» **Work order 1**
Decide whether each statement below agrees with the abstract on the BEACON program. Answer yes or no for each, and quote the words from the abstract that decide it.
(a) The BEACON guides target gaps in autism education within primary care.
(b) The abstract lists previous health care traumas as a system-level factor.
(c) The program keeps occupational therapy practitioners within traditional occupational therapy settings.
» **Work order 2**
Write the next paragraph of the abstract on the BEACON program, picking up after its final sentence.

Text passage section start

Building education for affirming care of neurodivergent patients (BEACON)
OA Version
Citation
Abstract
Compared to allistic (nonautistic) individuals, autistic patients have difficulty achieving equitable engagement in the health management occupation, resulting in poor health, well-being, and service-use outcomes due to a lack of neurodiversity-affirming care within U.S. health care systems. Patient-level access barriers include physiological stress and anxiety pathway differences, reduced communication and regulation abilities when stressed, previous health care traumas, and concerns about providers’ perceptions. System-level factors include limited autism specific knowledge among health care providers, inflexibility among providers and practice policies and procedures, dysregulating environments, and a perpetuation of ableism. Aiming to improve access to and engagement in affirming health care, the Building Education for Affirming Care of Neurodivergent patients (BEACON) Comprehensive Clinic Guide (CCG) pilot program addresses inadequate knowledge of and access to education on autism within primary care by using highly relevant, role-specific, tiered, and multimodal educational guides. The BEACON program is unique in tackling system-level barriers, facilitating and measuring postintervention behavior change, and highlighting occupational therapy practitioners’ roles beyond traditional occupational therapy settings.

Text passage section end
Data extracts section start

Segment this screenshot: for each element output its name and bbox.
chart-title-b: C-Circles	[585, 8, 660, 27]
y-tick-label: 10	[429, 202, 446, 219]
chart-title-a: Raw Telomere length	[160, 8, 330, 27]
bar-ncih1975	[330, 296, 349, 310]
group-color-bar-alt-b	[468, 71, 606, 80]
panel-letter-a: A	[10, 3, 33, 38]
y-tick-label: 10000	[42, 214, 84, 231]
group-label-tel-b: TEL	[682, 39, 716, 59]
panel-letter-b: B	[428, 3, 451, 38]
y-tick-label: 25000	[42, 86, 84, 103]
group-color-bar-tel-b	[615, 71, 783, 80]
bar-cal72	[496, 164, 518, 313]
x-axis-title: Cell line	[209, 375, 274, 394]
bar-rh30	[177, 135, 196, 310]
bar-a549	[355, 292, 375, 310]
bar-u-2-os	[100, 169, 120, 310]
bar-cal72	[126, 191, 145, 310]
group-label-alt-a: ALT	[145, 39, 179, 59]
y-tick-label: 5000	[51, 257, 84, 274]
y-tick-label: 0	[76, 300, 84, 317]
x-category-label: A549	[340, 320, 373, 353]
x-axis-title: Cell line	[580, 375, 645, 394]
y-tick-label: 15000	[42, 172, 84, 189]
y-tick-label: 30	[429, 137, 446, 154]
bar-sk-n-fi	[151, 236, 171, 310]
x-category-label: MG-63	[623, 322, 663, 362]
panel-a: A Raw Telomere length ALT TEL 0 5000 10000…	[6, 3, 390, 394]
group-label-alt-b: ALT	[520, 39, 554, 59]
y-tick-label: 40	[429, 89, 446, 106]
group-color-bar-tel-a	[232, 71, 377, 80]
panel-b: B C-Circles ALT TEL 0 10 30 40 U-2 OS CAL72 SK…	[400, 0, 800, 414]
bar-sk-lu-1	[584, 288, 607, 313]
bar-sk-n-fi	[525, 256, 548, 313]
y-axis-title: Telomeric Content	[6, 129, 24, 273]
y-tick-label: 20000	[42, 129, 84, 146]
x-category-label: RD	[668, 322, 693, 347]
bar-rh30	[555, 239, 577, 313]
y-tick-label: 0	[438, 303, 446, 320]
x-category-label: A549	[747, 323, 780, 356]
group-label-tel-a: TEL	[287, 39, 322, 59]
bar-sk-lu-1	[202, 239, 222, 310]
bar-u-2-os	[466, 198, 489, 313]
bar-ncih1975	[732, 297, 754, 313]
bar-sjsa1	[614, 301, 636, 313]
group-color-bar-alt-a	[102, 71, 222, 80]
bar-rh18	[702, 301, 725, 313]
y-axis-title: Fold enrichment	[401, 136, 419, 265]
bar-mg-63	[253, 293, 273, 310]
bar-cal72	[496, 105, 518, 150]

Data extracts section end

» **Your response 1**
(a) Yes: "addresses inadequate knowledge of and access to education on autism within primary care"
(b) No: "Patient-level access barriers include physiological stress and anxiety pathway differences, reduced communication and regulation abilities when stressed, previous health care traumas, and concerns about providers’ perceptions"
(c) No: "highlighting occupational therapy practitioners’ roles beyond traditional occupational therapy settings"

» **Your response 2**
The BEACON program’s pilot test will enroll three privately owned primary care practices, and their staff will engage in guides specific to their roles within the practice. The pilot mixed-methods evaluation design includes pre- and postintervention surveys and a postintervention, formative focus group. Health care providers will also complete standardized efficacy scales before and after the course. These BEACON CCG learners will demonstrate improved knowledge of autism, better understanding of how to deliver affirming care, and increased desire to make behavior changes toward affirming care. By actualizing behavior, policy, procedure, and environmental modifications, the pilot clinics will improve access to affirming care for their autistic patients 3 months postcourse.